• [STATED GOAL]:
Look through the data below. Collect every line where the word "Yields" occurs.

• [EXERCISE DATA]:
* Begin *

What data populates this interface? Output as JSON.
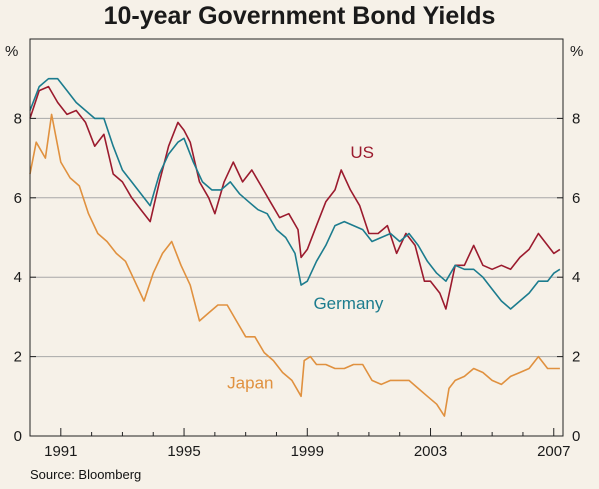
{
  "title": "10-year Government Bond Yields",
  "source": "Source: Bloomberg",
  "chart_data": {
    "type": "line",
    "title": "10-year Government Bond Yields",
    "y_unit": "%",
    "ylim": [
      0,
      10
    ],
    "yticks": [
      0,
      2,
      4,
      6,
      8
    ],
    "xlim": [
      1990.0,
      2007.3
    ],
    "xticks": [
      1991,
      1995,
      1999,
      2003,
      2007
    ],
    "grid": true,
    "series": [
      {
        "name": "US",
        "color": "#9b1b2e",
        "x": [
          1990.0,
          1990.3,
          1990.6,
          1990.9,
          1991.2,
          1991.5,
          1991.8,
          1992.1,
          1992.4,
          1992.7,
          1993.0,
          1993.3,
          1993.6,
          1993.9,
          1994.2,
          1994.5,
          1994.8,
          1995.0,
          1995.2,
          1995.5,
          1995.8,
          1996.0,
          1996.3,
          1996.6,
          1996.9,
          1997.2,
          1997.5,
          1997.8,
          1998.1,
          1998.4,
          1998.7,
          1998.8,
          1999.0,
          1999.3,
          1999.6,
          1999.9,
          2000.1,
          2000.4,
          2000.7,
          2001.0,
          2001.3,
          2001.6,
          2001.9,
          2002.2,
          2002.5,
          2002.8,
          2003.0,
          2003.3,
          2003.5,
          2003.8,
          2004.1,
          2004.4,
          2004.7,
          2005.0,
          2005.3,
          2005.6,
          2005.9,
          2006.2,
          2006.5,
          2006.8,
          2007.0,
          2007.2
        ],
        "values": [
          8.0,
          8.7,
          8.8,
          8.4,
          8.1,
          8.2,
          7.9,
          7.3,
          7.6,
          6.6,
          6.4,
          6.0,
          5.7,
          5.4,
          6.4,
          7.3,
          7.9,
          7.7,
          7.4,
          6.4,
          6.0,
          5.6,
          6.4,
          6.9,
          6.4,
          6.7,
          6.3,
          5.9,
          5.5,
          5.6,
          5.2,
          4.5,
          4.7,
          5.3,
          5.9,
          6.2,
          6.7,
          6.2,
          5.8,
          5.1,
          5.1,
          5.3,
          4.6,
          5.1,
          4.8,
          3.9,
          3.9,
          3.6,
          3.2,
          4.3,
          4.3,
          4.8,
          4.3,
          4.2,
          4.3,
          4.2,
          4.5,
          4.7,
          5.1,
          4.8,
          4.6,
          4.7
        ]
      },
      {
        "name": "Germany",
        "color": "#1c7c8e",
        "x": [
          1990.0,
          1990.3,
          1990.6,
          1990.9,
          1991.2,
          1991.5,
          1991.8,
          1992.1,
          1992.4,
          1992.7,
          1993.0,
          1993.3,
          1993.6,
          1993.9,
          1994.2,
          1994.5,
          1994.8,
          1995.0,
          1995.3,
          1995.6,
          1995.9,
          1996.2,
          1996.5,
          1996.8,
          1997.1,
          1997.4,
          1997.7,
          1998.0,
          1998.3,
          1998.6,
          1998.8,
          1999.0,
          1999.3,
          1999.6,
          1999.9,
          2000.2,
          2000.5,
          2000.8,
          2001.1,
          2001.4,
          2001.7,
          2002.0,
          2002.3,
          2002.6,
          2002.9,
          2003.2,
          2003.5,
          2003.8,
          2004.1,
          2004.4,
          2004.7,
          2005.0,
          2005.3,
          2005.6,
          2005.9,
          2006.2,
          2006.5,
          2006.8,
          2007.0,
          2007.2
        ],
        "values": [
          8.2,
          8.8,
          9.0,
          9.0,
          8.7,
          8.4,
          8.2,
          8.0,
          8.0,
          7.3,
          6.7,
          6.4,
          6.1,
          5.8,
          6.6,
          7.1,
          7.4,
          7.5,
          6.9,
          6.4,
          6.2,
          6.2,
          6.4,
          6.1,
          5.9,
          5.7,
          5.6,
          5.2,
          5.0,
          4.6,
          3.8,
          3.9,
          4.4,
          4.8,
          5.3,
          5.4,
          5.3,
          5.2,
          4.9,
          5.0,
          5.1,
          4.9,
          5.1,
          4.8,
          4.4,
          4.1,
          3.9,
          4.3,
          4.2,
          4.2,
          4.0,
          3.7,
          3.4,
          3.2,
          3.4,
          3.6,
          3.9,
          3.9,
          4.1,
          4.2
        ]
      },
      {
        "name": "Japan",
        "color": "#e0913f",
        "x": [
          1990.0,
          1990.2,
          1990.5,
          1990.7,
          1991.0,
          1991.3,
          1991.6,
          1991.9,
          1992.2,
          1992.5,
          1992.8,
          1993.1,
          1993.4,
          1993.7,
          1994.0,
          1994.3,
          1994.6,
          1994.9,
          1995.2,
          1995.5,
          1995.8,
          1996.1,
          1996.4,
          1996.7,
          1997.0,
          1997.3,
          1997.6,
          1997.9,
          1998.2,
          1998.5,
          1998.8,
          1998.9,
          1999.1,
          1999.3,
          1999.6,
          1999.9,
          2000.2,
          2000.5,
          2000.8,
          2001.1,
          2001.4,
          2001.7,
          2002.0,
          2002.3,
          2002.6,
          2002.9,
          2003.2,
          2003.45,
          2003.6,
          2003.8,
          2004.1,
          2004.4,
          2004.7,
          2005.0,
          2005.3,
          2005.6,
          2005.9,
          2006.2,
          2006.5,
          2006.8,
          2007.0,
          2007.2
        ],
        "values": [
          6.6,
          7.4,
          7.0,
          8.1,
          6.9,
          6.5,
          6.3,
          5.6,
          5.1,
          4.9,
          4.6,
          4.4,
          3.9,
          3.4,
          4.1,
          4.6,
          4.9,
          4.3,
          3.8,
          2.9,
          3.1,
          3.3,
          3.3,
          2.9,
          2.5,
          2.5,
          2.1,
          1.9,
          1.6,
          1.4,
          1.0,
          1.9,
          2.0,
          1.8,
          1.8,
          1.7,
          1.7,
          1.8,
          1.8,
          1.4,
          1.3,
          1.4,
          1.4,
          1.4,
          1.2,
          1.0,
          0.8,
          0.5,
          1.2,
          1.4,
          1.5,
          1.7,
          1.6,
          1.4,
          1.3,
          1.5,
          1.6,
          1.7,
          2.0,
          1.7,
          1.7,
          1.7
        ]
      }
    ]
  }
}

* End *

• [THE COMPLETED TASK]:
  "title": "10-year Government Bond Yields",
    "title": "10-year Government Bond Yields",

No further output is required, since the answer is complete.